Leave out the images; return the rest of the data exactly.

* [Data for this task]:
## Begin

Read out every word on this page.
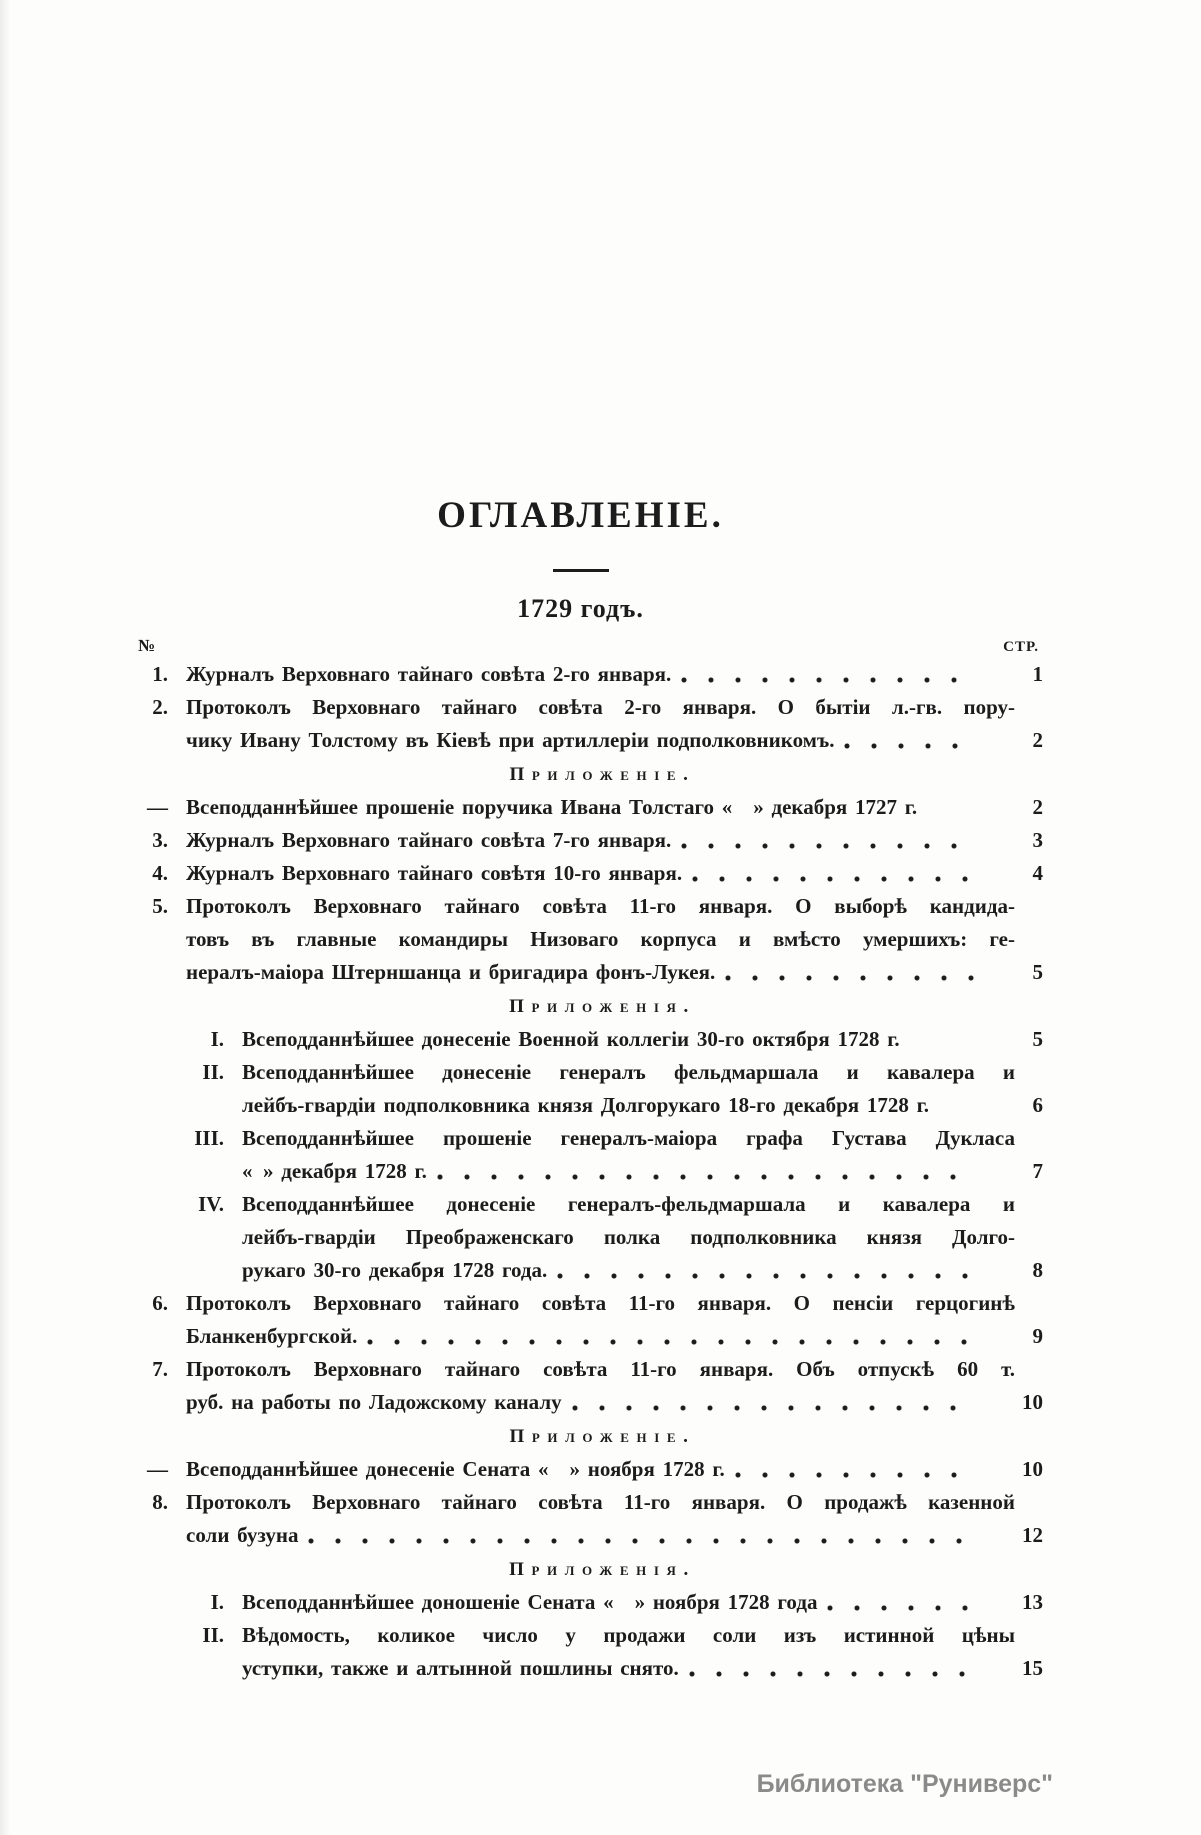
ОГЛАВЛЕНІЕ.
1729 годъ.
№	СТР.
1. Журналъ Верховнаго тайнаго совѣта 2-го января.	1
2. Протоколъ Верховнаго тайнаго совѣта 2-го января. О бытіи л.-гв. пору-
чику Ивану Толстому въ Кіевѣ при артиллеріи подполковникомъ.	2
Приложеніе.
— Всеподданнѣйшее прошеніе поручика Ивана Толстаго « » декабря 1727 г.	2
3. Журналъ Верховнаго тайнаго совѣта 7-го января.	3
4. Журналъ Верховнаго тайнаго совѣтя 10-го января.	4
5. Протоколъ Верховнаго тайнаго совѣта 11-го января. О выборѣ кандида-
товъ въ главные командиры Низоваго корпуса и вмѣсто умершихъ: ге-
нералъ-маіора Штерншанца и бригадира фонъ-Лукея.	5
Приложенія.
I. Всеподданнѣйшее донесеніе Военной коллегіи 30-го октября 1728 г.	5
II. Всеподданнѣйшее донесеніе генералъ фельдмаршала и кавалера и
лейбъ-гвардіи подполковника князя Долгорукаго 18-го декабря 1728 г.	6
III. Всеподданнѣйшее прошеніе генералъ-маіора графа Густава Дукласа
« » декабря 1728 г.	7
IV. Всеподданнѣйшее донесеніе генералъ-фельдмаршала и кавалера и
лейбъ-гвардіи Преображенскаго полка подполковника князя Долго-
рукаго 30-го декабря 1728 года.	8
6. Протоколъ Верховнаго тайнаго совѣта 11-го января. О пенсіи герцогинѣ
Бланкенбургской.	9
7. Протоколъ Верховнаго тайнаго совѣта 11-го января. Объ отпускѣ 60 т.
руб. на работы по Ладожскому каналу	10
Приложеніе.
— Всеподданнѣйшее донесеніе Сената « » ноября 1728 г.	10
8. Протоколъ Верховнаго тайнаго совѣта 11-го января. О продажѣ казенной
соли бузуна	12
Приложенія.
I. Всеподданнѣйшее доношеніе Сената « » ноября 1728 года	13
II. Вѣдомость, коликое число у продажи соли изъ истинной цѣны
уступки, также и алтынной пошлины снято.	15
Библиотека "Руниверс"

## End

* [Output of the task]:
Read out every word on this page.
ОГЛАВЛЕНІЕ.
1729 годъ.
№	СТР.
1. Журналъ Верховнаго тайнаго совѣта 2-го января.	1
2. Протоколъ Верховнаго тайнаго совѣта 2-го января. О бытіи л.-гв. пору-
чику Ивану Толстому въ Кіевѣ при артиллеріи подполковникомъ.	2
Приложеніе.
— Всеподданнѣйшее прошеніе поручика Ивана Толстаго « » декабря 1727 г.	2
3. Журналъ Верховнаго тайнаго совѣта 7-го января.	3
4. Журналъ Верховнаго тайнаго совѣтя 10-го января.	4
5. Протоколъ Верховнаго тайнаго совѣта 11-го января. О выборѣ кандида-
товъ въ главные командиры Низоваго корпуса и вмѣсто умершихъ: ге-
нералъ-маіора Штерншанца и бригадира фонъ-Лукея.	5
Приложенія.
I. Всеподданнѣйшее донесеніе Военной коллегіи 30-го октября 1728 г.	5
II. Всеподданнѣйшее донесеніе генералъ фельдмаршала и кавалера и
лейбъ-гвардіи подполковника князя Долгорукаго 18-го декабря 1728 г.	6
III. Всеподданнѣйшее прошеніе генералъ-маіора графа Густава Дукласа
« » декабря 1728 г.	7
IV. Всеподданнѣйшее донесеніе генералъ-фельдмаршала и кавалера и
лейбъ-гвардіи Преображенскаго полка подполковника князя Долго-
рукаго 30-го декабря 1728 года.	8
6. Протоколъ Верховнаго тайнаго совѣта 11-го января. О пенсіи герцогинѣ
Бланкенбургской.	9
7. Протоколъ Верховнаго тайнаго совѣта 11-го января. Объ отпускѣ 60 т.
руб. на работы по Ладожскому каналу	10
Приложеніе.
— Всеподданнѣйшее донесеніе Сената « » ноября 1728 г.	10
8. Протоколъ Верховнаго тайнаго совѣта 11-го января. О продажѣ казенной
соли бузуна	12
Приложенія.
I. Всеподданнѣйшее доношеніе Сената « » ноября 1728 года	13
II. Вѣдомость, коликое число у продажи соли изъ истинной цѣны
уступки, также и алтынной пошлины снято.	15
Библиотека "Руниверс"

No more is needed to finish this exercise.